**TASK TO CARRY OUT:**
Collect each line of the records containing the string "sind".

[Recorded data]
========

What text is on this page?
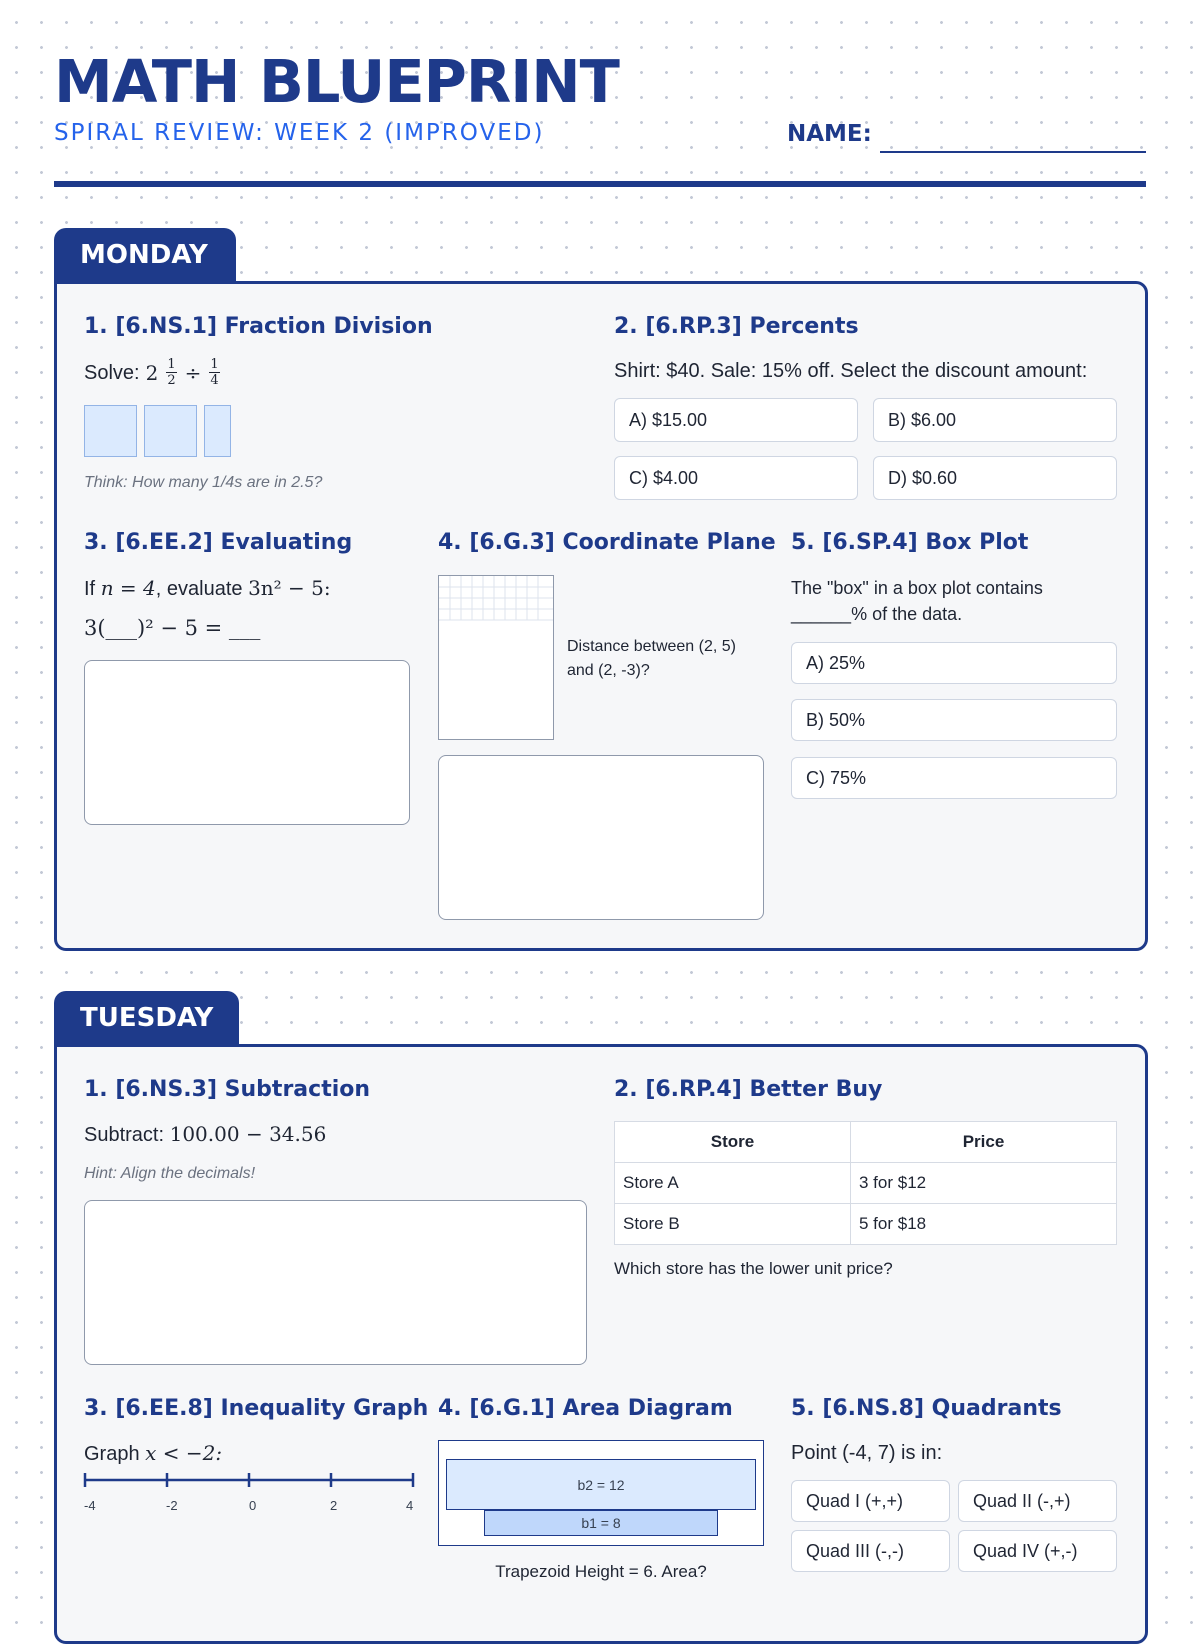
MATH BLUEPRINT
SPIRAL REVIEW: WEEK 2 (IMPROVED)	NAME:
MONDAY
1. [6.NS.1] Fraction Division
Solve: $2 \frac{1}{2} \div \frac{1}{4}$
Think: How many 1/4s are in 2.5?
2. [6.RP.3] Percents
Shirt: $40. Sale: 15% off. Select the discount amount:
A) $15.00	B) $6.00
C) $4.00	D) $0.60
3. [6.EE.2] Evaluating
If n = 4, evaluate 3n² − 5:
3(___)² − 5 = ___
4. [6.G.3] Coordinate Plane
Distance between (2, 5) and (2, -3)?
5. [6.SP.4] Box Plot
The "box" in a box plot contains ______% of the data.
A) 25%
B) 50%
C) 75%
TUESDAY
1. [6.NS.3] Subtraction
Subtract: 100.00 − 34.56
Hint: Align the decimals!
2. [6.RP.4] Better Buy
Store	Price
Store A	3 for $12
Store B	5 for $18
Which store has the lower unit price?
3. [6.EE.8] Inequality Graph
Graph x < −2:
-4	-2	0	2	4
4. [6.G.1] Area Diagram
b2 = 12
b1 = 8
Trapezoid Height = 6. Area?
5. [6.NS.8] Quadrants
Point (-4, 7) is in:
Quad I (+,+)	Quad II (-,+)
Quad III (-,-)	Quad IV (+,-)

========

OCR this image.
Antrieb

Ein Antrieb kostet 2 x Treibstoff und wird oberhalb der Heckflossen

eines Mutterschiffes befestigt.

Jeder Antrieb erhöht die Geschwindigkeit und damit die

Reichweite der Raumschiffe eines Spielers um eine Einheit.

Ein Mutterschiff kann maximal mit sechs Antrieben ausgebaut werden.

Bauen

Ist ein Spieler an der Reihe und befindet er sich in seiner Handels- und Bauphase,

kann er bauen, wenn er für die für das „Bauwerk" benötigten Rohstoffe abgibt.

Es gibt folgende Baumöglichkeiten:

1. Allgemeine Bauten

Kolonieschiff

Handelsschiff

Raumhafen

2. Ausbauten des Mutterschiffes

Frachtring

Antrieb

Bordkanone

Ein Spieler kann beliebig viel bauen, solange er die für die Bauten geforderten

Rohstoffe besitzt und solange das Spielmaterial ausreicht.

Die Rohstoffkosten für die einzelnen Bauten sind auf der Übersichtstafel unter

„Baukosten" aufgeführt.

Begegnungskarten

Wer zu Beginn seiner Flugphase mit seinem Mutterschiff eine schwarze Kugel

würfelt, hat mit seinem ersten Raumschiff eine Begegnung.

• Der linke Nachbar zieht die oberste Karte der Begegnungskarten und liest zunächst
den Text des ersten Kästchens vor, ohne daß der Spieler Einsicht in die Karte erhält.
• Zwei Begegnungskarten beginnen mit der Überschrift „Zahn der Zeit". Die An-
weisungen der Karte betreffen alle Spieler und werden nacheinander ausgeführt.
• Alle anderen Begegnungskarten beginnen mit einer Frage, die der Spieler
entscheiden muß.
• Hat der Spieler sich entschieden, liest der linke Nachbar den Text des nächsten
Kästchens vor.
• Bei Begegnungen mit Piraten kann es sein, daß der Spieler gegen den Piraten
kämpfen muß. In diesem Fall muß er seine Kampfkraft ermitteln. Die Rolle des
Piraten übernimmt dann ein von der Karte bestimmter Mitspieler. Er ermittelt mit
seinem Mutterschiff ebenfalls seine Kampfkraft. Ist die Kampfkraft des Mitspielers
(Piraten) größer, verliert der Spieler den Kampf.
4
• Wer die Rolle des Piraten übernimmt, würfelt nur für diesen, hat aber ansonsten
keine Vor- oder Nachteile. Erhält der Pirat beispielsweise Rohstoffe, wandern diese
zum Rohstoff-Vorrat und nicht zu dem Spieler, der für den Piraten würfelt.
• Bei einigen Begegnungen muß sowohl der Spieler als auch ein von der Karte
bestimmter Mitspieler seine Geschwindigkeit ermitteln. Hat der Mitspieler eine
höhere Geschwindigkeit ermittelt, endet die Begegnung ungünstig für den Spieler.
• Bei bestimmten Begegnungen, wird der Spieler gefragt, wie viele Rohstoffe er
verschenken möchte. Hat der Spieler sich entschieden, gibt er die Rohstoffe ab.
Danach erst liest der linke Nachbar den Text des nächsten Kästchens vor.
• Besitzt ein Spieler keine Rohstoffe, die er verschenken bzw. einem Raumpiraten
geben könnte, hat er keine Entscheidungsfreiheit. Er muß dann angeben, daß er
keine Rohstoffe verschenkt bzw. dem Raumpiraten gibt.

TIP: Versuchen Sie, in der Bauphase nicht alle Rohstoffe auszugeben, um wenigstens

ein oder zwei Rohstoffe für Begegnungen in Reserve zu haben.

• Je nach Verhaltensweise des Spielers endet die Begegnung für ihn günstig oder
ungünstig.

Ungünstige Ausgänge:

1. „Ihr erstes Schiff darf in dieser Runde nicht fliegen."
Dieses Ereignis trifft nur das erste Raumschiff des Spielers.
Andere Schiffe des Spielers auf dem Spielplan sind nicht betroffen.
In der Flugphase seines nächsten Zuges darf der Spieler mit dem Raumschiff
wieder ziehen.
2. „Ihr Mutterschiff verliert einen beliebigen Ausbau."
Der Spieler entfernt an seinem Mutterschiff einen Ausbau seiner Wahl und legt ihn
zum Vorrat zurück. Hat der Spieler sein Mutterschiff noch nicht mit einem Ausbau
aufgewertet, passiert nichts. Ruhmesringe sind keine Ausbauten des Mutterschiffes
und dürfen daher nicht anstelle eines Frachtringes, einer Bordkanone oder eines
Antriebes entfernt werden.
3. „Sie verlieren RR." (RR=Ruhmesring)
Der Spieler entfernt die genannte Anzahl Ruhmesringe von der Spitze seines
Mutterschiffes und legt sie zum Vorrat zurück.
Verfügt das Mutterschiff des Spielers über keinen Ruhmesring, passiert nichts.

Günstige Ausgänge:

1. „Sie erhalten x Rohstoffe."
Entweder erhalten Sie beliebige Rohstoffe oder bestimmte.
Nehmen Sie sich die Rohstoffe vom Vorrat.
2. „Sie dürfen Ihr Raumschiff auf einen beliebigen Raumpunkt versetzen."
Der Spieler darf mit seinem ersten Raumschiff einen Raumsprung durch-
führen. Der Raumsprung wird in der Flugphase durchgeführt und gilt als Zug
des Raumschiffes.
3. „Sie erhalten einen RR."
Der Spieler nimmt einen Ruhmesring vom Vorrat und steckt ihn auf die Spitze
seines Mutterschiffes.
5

========

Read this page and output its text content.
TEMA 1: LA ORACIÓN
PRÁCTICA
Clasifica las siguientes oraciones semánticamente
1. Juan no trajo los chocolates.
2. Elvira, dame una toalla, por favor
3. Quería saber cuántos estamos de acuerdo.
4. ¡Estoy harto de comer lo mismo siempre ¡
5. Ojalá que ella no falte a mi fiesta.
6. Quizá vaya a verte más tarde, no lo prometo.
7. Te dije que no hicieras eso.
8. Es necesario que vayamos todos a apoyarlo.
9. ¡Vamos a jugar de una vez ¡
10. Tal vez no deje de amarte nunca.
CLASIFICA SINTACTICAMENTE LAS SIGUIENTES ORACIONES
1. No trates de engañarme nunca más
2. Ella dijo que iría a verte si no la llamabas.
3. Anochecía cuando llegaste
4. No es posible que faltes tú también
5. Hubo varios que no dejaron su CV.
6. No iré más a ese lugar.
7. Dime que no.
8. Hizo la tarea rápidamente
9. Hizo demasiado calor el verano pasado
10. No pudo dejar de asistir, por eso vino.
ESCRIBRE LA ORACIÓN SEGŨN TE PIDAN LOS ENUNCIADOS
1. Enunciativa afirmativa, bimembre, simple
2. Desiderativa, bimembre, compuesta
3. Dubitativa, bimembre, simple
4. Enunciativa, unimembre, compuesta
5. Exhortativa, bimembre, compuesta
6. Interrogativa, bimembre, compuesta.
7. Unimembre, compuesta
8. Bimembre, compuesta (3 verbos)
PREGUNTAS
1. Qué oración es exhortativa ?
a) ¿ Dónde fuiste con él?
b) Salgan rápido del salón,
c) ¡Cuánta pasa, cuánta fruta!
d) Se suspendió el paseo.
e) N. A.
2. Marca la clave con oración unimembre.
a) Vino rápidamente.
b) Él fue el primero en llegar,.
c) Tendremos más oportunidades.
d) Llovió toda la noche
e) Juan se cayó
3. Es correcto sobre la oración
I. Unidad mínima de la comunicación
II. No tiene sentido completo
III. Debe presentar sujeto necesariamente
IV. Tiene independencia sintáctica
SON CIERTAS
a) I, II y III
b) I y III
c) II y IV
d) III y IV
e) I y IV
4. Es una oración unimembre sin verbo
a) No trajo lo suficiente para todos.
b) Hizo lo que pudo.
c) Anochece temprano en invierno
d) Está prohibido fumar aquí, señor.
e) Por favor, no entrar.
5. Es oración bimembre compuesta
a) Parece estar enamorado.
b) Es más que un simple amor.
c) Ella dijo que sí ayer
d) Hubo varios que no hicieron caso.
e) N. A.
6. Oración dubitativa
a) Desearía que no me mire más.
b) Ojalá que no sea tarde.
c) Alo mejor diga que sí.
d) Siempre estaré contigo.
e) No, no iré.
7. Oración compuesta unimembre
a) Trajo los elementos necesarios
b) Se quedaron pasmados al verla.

========

**RESPONSE TO THIS TASK:**
Die Rohstoffkosten für die einzelnen Bauten sind auf der Übersichtstafel unter
Andere Schiffe des Spielers auf dem Spielplan sind nicht betroffen.
aufgewertet, passiert nichts. Ruhmesringe sind keine Ausbauten des Mutterschiffes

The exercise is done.